_PROBLEM DETAILS_
Transcribe all of the records precisely as they are presented.

_ROWS_
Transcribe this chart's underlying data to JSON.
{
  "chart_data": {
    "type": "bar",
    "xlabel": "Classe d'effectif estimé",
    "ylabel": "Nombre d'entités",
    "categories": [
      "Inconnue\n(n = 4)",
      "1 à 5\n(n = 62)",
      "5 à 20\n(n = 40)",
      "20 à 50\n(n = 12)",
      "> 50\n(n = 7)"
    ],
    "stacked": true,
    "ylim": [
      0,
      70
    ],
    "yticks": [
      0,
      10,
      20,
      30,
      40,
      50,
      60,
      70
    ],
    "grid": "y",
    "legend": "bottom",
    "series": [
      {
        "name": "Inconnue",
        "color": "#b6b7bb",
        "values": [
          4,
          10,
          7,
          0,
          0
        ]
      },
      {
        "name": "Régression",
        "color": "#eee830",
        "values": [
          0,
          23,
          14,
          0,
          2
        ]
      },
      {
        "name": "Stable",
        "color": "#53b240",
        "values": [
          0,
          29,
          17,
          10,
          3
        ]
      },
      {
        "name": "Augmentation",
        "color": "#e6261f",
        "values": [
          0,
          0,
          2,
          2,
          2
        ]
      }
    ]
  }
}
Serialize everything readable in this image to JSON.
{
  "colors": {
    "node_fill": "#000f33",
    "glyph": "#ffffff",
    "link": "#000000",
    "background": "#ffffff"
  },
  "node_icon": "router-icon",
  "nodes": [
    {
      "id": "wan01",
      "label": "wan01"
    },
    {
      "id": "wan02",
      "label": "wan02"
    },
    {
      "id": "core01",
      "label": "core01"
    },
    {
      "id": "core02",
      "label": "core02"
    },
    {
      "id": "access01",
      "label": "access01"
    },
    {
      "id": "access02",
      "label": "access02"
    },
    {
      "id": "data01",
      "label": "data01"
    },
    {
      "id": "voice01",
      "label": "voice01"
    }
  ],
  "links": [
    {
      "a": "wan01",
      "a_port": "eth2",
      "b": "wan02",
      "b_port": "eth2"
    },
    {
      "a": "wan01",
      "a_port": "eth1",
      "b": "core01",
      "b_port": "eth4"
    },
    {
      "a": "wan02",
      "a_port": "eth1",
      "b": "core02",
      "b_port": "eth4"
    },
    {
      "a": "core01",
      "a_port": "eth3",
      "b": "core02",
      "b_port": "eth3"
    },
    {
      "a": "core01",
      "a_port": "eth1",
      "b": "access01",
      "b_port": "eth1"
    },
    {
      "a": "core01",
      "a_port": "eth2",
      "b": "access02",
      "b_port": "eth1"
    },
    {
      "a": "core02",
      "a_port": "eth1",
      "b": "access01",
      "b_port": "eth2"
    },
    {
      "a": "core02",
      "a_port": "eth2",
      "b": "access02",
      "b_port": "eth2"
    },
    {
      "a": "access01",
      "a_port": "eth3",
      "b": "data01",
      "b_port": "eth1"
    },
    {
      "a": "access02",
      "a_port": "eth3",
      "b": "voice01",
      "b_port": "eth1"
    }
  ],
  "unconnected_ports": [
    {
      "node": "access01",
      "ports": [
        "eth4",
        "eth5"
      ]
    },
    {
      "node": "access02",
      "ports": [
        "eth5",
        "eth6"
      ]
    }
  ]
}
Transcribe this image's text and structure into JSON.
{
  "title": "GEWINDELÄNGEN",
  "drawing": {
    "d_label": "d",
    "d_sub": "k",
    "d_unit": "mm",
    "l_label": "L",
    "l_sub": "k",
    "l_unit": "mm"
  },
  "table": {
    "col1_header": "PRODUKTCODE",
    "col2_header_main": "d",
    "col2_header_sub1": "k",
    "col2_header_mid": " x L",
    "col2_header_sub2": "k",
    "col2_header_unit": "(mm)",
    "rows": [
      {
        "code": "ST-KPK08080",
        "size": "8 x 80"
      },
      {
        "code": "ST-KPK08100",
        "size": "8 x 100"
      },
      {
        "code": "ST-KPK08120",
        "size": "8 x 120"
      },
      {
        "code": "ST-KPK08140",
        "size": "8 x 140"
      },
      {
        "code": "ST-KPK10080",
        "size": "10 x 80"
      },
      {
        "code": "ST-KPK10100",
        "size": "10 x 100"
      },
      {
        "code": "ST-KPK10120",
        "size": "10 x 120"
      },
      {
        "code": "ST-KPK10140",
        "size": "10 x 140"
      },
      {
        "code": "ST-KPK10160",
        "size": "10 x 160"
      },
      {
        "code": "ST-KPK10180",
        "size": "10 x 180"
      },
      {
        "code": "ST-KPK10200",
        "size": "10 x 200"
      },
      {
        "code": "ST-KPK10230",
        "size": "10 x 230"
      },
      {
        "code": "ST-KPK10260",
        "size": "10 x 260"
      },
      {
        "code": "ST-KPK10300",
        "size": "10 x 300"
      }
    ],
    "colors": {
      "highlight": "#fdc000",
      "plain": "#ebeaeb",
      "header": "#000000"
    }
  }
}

_WRITTEN ANSWER_
Transcribe this chart's underlying data to JSON.
{
  "chart_data": {
    "type": "bar",
    "xlabel": "Classe d'effectif estimé",
    "ylabel": "Nombre d'entités",
    "categories": [
      "Inconnue\n(n = 4)",
      "1 à 5\n(n = 62)",
      "5 à 20\n(n = 40)",
      "20 à 50\n(n = 12)",
      "> 50\n(n = 7)"
    ],
    "stacked": true,
    "ylim": [
      0,
      70
    ],
    "yticks": [
      0,
      10,
      20,
      30,
      40,
      50,
      60,
      70
    ],
    "grid": "y",
    "legend": "bottom",
    "series": [
      {
        "name": "Inconnue",
        "color": "#b6b7bb",
        "values": [
          4,
          10,
          7,
          0,
          0
        ]
      },
      {
        "name": "Régression",
        "color": "#eee830",
        "values": [
          0,
          23,
          14,
          0,
          2
        ]
      },
      {
        "name": "Stable",
        "color": "#53b240",
        "values": [
          0,
          29,
          17,
          10,
          3
        ]
      },
      {
        "name": "Augmentation",
        "color": "#e6261f",
        "values": [
          0,
          0,
          2,
          2,
          2
        ]
      }
    ]
  }
}
Serialize everything readable in this image to JSON.
{
  "colors": {
    "node_fill": "#000f33",
    "glyph": "#ffffff",
    "link": "#000000",
    "background": "#ffffff"
  },
  "node_icon": "router-icon",
  "nodes": [
    {
      "id": "wan01",
      "label": "wan01"
    },
    {
      "id": "wan02",
      "label": "wan02"
    },
    {
      "id": "core01",
      "label": "core01"
    },
    {
      "id": "core02",
      "label": "core02"
    },
    {
      "id": "access01",
      "label": "access01"
    },
    {
      "id": "access02",
      "label": "access02"
    },
    {
      "id": "data01",
      "label": "data01"
    },
    {
      "id": "voice01",
      "label": "voice01"
    }
  ],
  "links": [
    {
      "a": "wan01",
      "a_port": "eth2",
      "b": "wan02",
      "b_port": "eth2"
    },
    {
      "a": "wan01",
      "a_port": "eth1",
      "b": "core01",
      "b_port": "eth4"
    },
    {
      "a": "wan02",
      "a_port": "eth1",
      "b": "core02",
      "b_port": "eth4"
    },
    {
      "a": "core01",
      "a_port": "eth3",
      "b": "core02",
      "b_port": "eth3"
    },
    {
      "a": "core01",
      "a_port": "eth1",
      "b": "access01",
      "b_port": "eth1"
    },
    {
      "a": "core01",
      "a_port": "eth2",
      "b": "access02",
      "b_port": "eth1"
    },
    {
      "a": "core02",
      "a_port": "eth1",
      "b": "access01",
      "b_port": "eth2"
    },
    {
      "a": "core02",
      "a_port": "eth2",
      "b": "access02",
      "b_port": "eth2"
    },
    {
      "a": "access01",
      "a_port": "eth3",
      "b": "data01",
      "b_port": "eth1"
    },
    {
      "a": "access02",
      "a_port": "eth3",
      "b": "voice01",
      "b_port": "eth1"
    }
  ],
  "unconnected_ports": [
    {
      "node": "access01",
      "ports": [
        "eth4",
        "eth5"
      ]
    },
    {
      "node": "access02",
      "ports": [
        "eth5",
        "eth6"
      ]
    }
  ]
}
Transcribe this image's text and structure into JSON.
{
  "title": "GEWINDELÄNGEN",
  "drawing": {
    "d_label": "d",
    "d_sub": "k",
    "d_unit": "mm",
    "l_label": "L",
    "l_sub": "k",
    "l_unit": "mm"
  },
  "table": {
    "col1_header": "PRODUKTCODE",
    "col2_header_main": "d",
    "col2_header_sub1": "k",
    "col2_header_mid": " x L",
    "col2_header_sub2": "k",
    "col2_header_unit": "(mm)",
    "rows": [
      {
        "code": "ST-KPK08080",
        "size": "8 x 80"
      },
      {
        "code": "ST-KPK08100",
        "size": "8 x 100"
      },
      {
        "code": "ST-KPK08120",
        "size": "8 x 120"
      },
      {
        "code": "ST-KPK08140",
        "size": "8 x 140"
      },
      {
        "code": "ST-KPK10080",
        "size": "10 x 80"
      },
      {
        "code": "ST-KPK10100",
        "size": "10 x 100"
      },
      {
        "code": "ST-KPK10120",
        "size": "10 x 120"
      },
      {
        "code": "ST-KPK10140",
        "size": "10 x 140"
      },
      {
        "code": "ST-KPK10160",
        "size": "10 x 160"
      },
      {
        "code": "ST-KPK10180",
        "size": "10 x 180"
      },
      {
        "code": "ST-KPK10200",
        "size": "10 x 200"
      },
      {
        "code": "ST-KPK10230",
        "size": "10 x 230"
      },
      {
        "code": "ST-KPK10260",
        "size": "10 x 260"
      },
      {
        "code": "ST-KPK10300",
        "size": "10 x 300"
      }
    ],
    "colors": {
      "highlight": "#fdc000",
      "plain": "#ebeaeb",
      "header": "#000000"
    }
  }
}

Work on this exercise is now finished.